YOUR GOAL: Reproduce every one of the following lines word for word, with nothing changed or left out.

EXERCISE MATERIALS:
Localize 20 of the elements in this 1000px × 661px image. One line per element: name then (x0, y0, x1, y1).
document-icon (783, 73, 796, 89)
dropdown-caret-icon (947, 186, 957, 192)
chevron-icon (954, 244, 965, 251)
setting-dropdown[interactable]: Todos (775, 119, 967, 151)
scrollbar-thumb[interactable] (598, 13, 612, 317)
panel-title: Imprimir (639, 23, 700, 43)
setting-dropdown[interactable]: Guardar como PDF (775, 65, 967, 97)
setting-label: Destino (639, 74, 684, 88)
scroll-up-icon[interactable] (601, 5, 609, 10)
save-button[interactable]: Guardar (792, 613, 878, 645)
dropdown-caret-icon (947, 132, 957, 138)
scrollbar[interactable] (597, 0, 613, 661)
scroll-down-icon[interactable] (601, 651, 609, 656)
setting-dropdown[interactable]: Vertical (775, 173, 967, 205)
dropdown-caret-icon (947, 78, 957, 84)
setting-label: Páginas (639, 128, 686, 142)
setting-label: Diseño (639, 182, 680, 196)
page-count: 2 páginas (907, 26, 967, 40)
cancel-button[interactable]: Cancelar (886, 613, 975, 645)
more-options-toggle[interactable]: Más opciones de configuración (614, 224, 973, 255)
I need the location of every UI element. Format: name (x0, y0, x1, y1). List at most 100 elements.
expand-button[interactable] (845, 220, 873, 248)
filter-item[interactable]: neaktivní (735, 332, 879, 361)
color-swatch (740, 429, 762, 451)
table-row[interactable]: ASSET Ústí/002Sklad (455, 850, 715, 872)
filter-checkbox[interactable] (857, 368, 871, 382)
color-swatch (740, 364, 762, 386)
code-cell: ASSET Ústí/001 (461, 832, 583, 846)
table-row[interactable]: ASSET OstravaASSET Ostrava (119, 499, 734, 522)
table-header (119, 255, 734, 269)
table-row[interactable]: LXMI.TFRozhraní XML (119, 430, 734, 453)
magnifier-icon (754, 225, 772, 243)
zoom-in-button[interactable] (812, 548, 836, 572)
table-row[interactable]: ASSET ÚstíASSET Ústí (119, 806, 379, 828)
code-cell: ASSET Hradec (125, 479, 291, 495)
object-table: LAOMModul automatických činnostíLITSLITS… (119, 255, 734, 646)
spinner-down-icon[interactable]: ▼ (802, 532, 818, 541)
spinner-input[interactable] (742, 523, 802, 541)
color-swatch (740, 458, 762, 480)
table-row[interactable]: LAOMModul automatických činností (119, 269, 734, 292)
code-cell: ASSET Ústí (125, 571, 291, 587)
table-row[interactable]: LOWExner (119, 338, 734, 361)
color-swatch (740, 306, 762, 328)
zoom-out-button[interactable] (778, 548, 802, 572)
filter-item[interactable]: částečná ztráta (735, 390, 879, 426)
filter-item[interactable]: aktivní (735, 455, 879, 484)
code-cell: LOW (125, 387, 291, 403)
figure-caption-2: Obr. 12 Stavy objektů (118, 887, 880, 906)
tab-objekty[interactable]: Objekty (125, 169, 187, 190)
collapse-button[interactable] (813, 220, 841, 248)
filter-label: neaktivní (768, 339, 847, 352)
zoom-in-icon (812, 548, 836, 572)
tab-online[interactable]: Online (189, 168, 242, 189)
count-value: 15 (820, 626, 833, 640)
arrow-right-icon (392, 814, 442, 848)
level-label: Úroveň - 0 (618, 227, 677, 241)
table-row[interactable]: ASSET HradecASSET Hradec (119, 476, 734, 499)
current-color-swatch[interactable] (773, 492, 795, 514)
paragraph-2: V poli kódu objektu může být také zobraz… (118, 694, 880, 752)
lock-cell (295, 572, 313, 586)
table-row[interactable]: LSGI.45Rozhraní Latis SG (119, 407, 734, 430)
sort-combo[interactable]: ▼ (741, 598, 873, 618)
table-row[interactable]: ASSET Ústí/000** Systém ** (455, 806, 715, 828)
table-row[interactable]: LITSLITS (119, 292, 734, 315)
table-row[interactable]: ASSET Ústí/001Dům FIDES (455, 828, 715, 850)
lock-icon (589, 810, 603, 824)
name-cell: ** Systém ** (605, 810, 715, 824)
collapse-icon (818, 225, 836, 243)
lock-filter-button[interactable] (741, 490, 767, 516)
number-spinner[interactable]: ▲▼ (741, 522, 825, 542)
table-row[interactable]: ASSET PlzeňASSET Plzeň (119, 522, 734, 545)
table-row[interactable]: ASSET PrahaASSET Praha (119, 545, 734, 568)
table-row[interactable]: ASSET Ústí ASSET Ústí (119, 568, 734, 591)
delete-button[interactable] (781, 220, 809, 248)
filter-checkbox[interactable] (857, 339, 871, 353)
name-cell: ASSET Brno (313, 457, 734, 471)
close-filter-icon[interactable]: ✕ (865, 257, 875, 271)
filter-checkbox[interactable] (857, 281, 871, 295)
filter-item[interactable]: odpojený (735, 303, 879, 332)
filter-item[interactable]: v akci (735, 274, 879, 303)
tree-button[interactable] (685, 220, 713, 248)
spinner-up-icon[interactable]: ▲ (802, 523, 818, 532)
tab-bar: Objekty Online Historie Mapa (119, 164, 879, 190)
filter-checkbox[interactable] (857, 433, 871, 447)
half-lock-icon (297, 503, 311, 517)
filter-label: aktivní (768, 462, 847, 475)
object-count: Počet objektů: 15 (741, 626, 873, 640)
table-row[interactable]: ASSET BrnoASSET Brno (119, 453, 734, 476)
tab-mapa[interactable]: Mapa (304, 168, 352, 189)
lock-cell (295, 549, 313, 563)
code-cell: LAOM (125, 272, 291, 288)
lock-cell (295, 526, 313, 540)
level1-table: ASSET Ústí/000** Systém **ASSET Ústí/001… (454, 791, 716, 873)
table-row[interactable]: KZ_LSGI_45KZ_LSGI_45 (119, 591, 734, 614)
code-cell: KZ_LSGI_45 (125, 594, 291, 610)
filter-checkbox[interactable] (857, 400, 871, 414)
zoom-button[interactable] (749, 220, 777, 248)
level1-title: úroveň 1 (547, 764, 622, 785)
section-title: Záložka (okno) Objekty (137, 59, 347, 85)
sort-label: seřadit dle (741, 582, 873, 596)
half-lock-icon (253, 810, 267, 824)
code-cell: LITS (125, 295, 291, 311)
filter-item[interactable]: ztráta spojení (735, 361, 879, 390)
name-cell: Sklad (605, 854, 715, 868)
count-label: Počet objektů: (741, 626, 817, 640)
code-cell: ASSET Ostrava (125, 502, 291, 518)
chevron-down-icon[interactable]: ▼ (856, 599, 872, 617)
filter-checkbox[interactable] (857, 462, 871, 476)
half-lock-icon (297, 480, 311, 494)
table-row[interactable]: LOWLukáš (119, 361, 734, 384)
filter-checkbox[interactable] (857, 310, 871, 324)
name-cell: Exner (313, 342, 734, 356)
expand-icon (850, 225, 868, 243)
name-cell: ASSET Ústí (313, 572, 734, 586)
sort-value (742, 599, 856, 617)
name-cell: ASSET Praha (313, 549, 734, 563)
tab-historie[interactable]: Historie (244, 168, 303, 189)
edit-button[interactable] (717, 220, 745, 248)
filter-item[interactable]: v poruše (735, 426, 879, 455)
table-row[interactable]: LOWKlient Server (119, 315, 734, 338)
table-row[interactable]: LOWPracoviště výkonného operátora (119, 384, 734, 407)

RESPONSE:
Localize 20 of the elements in this 1000px × 661px image. One line per element: name then (x0, y0, x1, y1).
document-icon (783, 73, 796, 89)
dropdown-caret-icon (947, 186, 957, 192)
chevron-icon (954, 244, 965, 251)
setting-dropdown[interactable]: Todos (775, 119, 967, 151)
scrollbar-thumb[interactable] (598, 13, 612, 317)
panel-title: Imprimir (639, 23, 700, 43)
setting-dropdown[interactable]: Guardar como PDF (775, 65, 967, 97)
setting-label: Destino (639, 74, 684, 88)
scroll-up-icon[interactable] (601, 5, 609, 10)
save-button[interactable]: Guardar (792, 613, 878, 645)
dropdown-caret-icon (947, 132, 957, 138)
scrollbar[interactable] (597, 0, 613, 661)
scroll-down-icon[interactable] (601, 651, 609, 656)
setting-dropdown[interactable]: Vertical (775, 173, 967, 205)
dropdown-caret-icon (947, 78, 957, 84)
setting-label: Páginas (639, 128, 686, 142)
setting-label: Diseño (639, 182, 680, 196)
page-count: 2 páginas (907, 26, 967, 40)
cancel-button[interactable]: Cancelar (886, 613, 975, 645)
more-options-toggle[interactable]: Más opciones de configuración (614, 224, 973, 255)
I need the location of every UI element. Format: name (x0, y0, x1, y1). List at most 100 elements.
expand-button[interactable] (845, 220, 873, 248)
filter-item[interactable]: neaktivní (735, 332, 879, 361)
color-swatch (740, 429, 762, 451)
table-row[interactable]: ASSET Ústí/002Sklad (455, 850, 715, 872)
filter-checkbox[interactable] (857, 368, 871, 382)
color-swatch (740, 364, 762, 386)
code-cell: ASSET Ústí/001 (461, 832, 583, 846)
table-row[interactable]: ASSET OstravaASSET Ostrava (119, 499, 734, 522)
table-header (119, 255, 734, 269)
table-row[interactable]: LXMI.TFRozhraní XML (119, 430, 734, 453)
magnifier-icon (754, 225, 772, 243)
zoom-in-button[interactable] (812, 548, 836, 572)
table-row[interactable]: ASSET ÚstíASSET Ústí (119, 806, 379, 828)
code-cell: ASSET Hradec (125, 479, 291, 495)
object-table: LAOMModul automatických činnostíLITSLITS… (119, 255, 734, 646)
spinner-down-icon[interactable]: ▼ (802, 532, 818, 541)
spinner-input[interactable] (742, 523, 802, 541)
color-swatch (740, 458, 762, 480)
table-row[interactable]: LAOMModul automatických činností (119, 269, 734, 292)
code-cell: ASSET Ústí (125, 571, 291, 587)
table-row[interactable]: LOWExner (119, 338, 734, 361)
color-swatch (740, 306, 762, 328)
zoom-out-button[interactable] (778, 548, 802, 572)
filter-item[interactable]: částečná ztráta (735, 390, 879, 426)
filter-item[interactable]: aktivní (735, 455, 879, 484)
code-cell: LOW (125, 387, 291, 403)
figure-caption-2: Obr. 12 Stavy objektů (118, 887, 880, 906)
tab-objekty[interactable]: Objekty (125, 169, 187, 190)
collapse-button[interactable] (813, 220, 841, 248)
filter-label: neaktivní (768, 339, 847, 352)
zoom-in-icon (812, 548, 836, 572)
tab-online[interactable]: Online (189, 168, 242, 189)
count-value: 15 (820, 626, 833, 640)
arrow-right-icon (392, 814, 442, 848)
level-label: Úroveň - 0 (618, 227, 677, 241)
table-row[interactable]: ASSET HradecASSET Hradec (119, 476, 734, 499)
current-color-swatch[interactable] (773, 492, 795, 514)
paragraph-2: V poli kódu objektu může být také zobraz… (118, 694, 880, 752)
lock-cell (295, 572, 313, 586)
table-row[interactable]: LSGI.45Rozhraní Latis SG (119, 407, 734, 430)
sort-combo[interactable]: ▼ (741, 598, 873, 618)
table-row[interactable]: ASSET Ústí/000** Systém ** (455, 806, 715, 828)
table-row[interactable]: LITSLITS (119, 292, 734, 315)
table-row[interactable]: ASSET Ústí/001Dům FIDES (455, 828, 715, 850)
lock-icon (589, 810, 603, 824)
name-cell: ** Systém ** (605, 810, 715, 824)
collapse-icon (818, 225, 836, 243)
lock-filter-button[interactable] (741, 490, 767, 516)
number-spinner[interactable]: ▲▼ (741, 522, 825, 542)
table-row[interactable]: ASSET PlzeňASSET Plzeň (119, 522, 734, 545)
table-row[interactable]: ASSET PrahaASSET Praha (119, 545, 734, 568)
table-row[interactable]: ASSET Ústí ASSET Ústí (119, 568, 734, 591)
delete-button[interactable] (781, 220, 809, 248)
filter-checkbox[interactable] (857, 339, 871, 353)
name-cell: ASSET Brno (313, 457, 734, 471)
close-filter-icon[interactable]: ✕ (865, 257, 875, 271)
filter-checkbox[interactable] (857, 281, 871, 295)
filter-item[interactable]: odpojený (735, 303, 879, 332)
filter-item[interactable]: v akci (735, 274, 879, 303)
tree-button[interactable] (685, 220, 713, 248)
spinner-up-icon[interactable]: ▲ (802, 523, 818, 532)
tab-bar: Objekty Online Historie Mapa (119, 164, 879, 190)
filter-checkbox[interactable] (857, 433, 871, 447)
half-lock-icon (297, 503, 311, 517)
filter-label: aktivní (768, 462, 847, 475)
object-count: Počet objektů: 15 (741, 626, 873, 640)
table-row[interactable]: ASSET BrnoASSET Brno (119, 453, 734, 476)
tab-mapa[interactable]: Mapa (304, 168, 352, 189)
lock-cell (295, 549, 313, 563)
code-cell: LAOM (125, 272, 291, 288)
lock-cell (295, 526, 313, 540)
level1-table: ASSET Ústí/000** Systém **ASSET Ústí/001… (454, 791, 716, 873)
table-row[interactable]: KZ_LSGI_45KZ_LSGI_45 (119, 591, 734, 614)
code-cell: KZ_LSGI_45 (125, 594, 291, 610)
filter-checkbox[interactable] (857, 400, 871, 414)
zoom-button[interactable] (749, 220, 777, 248)
level1-title: úroveň 1 (547, 764, 622, 785)
section-title: Záložka (okno) Objekty (137, 59, 347, 85)
sort-label: seřadit dle (741, 582, 873, 596)
half-lock-icon (253, 810, 267, 824)
code-cell: LITS (125, 295, 291, 311)
filter-item[interactable]: ztráta spojení (735, 361, 879, 390)
name-cell: Sklad (605, 854, 715, 868)
count-label: Počet objektů: (741, 626, 817, 640)
code-cell: ASSET Ostrava (125, 502, 291, 518)
chevron-down-icon[interactable]: ▼ (856, 599, 872, 617)
filter-checkbox[interactable] (857, 462, 871, 476)
half-lock-icon (297, 480, 311, 494)
table-row[interactable]: LOWLukáš (119, 361, 734, 384)
filter-checkbox[interactable] (857, 310, 871, 324)
name-cell: Exner (313, 342, 734, 356)
expand-icon (850, 225, 868, 243)
name-cell: ASSET Ústí (313, 572, 734, 586)
sort-value (742, 599, 856, 617)
name-cell: ASSET Praha (313, 549, 734, 563)
tab-historie[interactable]: Historie (244, 168, 303, 189)
edit-button[interactable] (717, 220, 745, 248)
filter-item[interactable]: v poruše (735, 426, 879, 455)
table-row[interactable]: LOWKlient Server (119, 315, 734, 338)
table-row[interactable]: LOWPracoviště výkonného operátora (119, 384, 734, 407)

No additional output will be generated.